Dataset items

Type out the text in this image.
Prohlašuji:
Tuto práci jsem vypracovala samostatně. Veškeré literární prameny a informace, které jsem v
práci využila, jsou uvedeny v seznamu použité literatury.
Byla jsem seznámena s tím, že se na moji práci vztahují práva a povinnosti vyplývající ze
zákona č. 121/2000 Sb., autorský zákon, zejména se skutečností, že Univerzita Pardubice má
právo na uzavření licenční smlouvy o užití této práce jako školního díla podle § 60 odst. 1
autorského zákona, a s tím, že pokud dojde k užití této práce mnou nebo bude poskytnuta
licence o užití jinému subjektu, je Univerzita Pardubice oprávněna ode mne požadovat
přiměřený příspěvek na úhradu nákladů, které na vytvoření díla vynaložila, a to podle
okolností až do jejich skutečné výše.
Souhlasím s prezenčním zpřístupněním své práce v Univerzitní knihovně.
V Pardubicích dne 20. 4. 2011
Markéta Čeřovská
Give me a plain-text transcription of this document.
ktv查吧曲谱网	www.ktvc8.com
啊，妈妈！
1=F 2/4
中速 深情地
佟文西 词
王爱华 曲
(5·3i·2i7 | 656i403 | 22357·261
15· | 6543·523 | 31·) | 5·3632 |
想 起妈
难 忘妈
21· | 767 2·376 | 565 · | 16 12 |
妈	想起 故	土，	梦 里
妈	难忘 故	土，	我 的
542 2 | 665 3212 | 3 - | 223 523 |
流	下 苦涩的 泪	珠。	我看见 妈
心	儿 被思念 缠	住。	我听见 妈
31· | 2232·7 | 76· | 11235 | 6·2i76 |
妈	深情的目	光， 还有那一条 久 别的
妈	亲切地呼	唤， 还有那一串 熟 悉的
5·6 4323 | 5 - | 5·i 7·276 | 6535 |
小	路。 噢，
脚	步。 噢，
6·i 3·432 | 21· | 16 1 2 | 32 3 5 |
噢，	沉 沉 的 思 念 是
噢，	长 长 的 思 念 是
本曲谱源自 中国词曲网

• Description of the task
Identify each line in the entries with the word "podle" and copy it.

• Response below
právo na uzavření licenční smlouvy o užití této práce jako školního díla podle § 60 odst. 1
přiměřený příspěvek na úhradu nákladů, které na vytvoření díla vynaložila, a to podle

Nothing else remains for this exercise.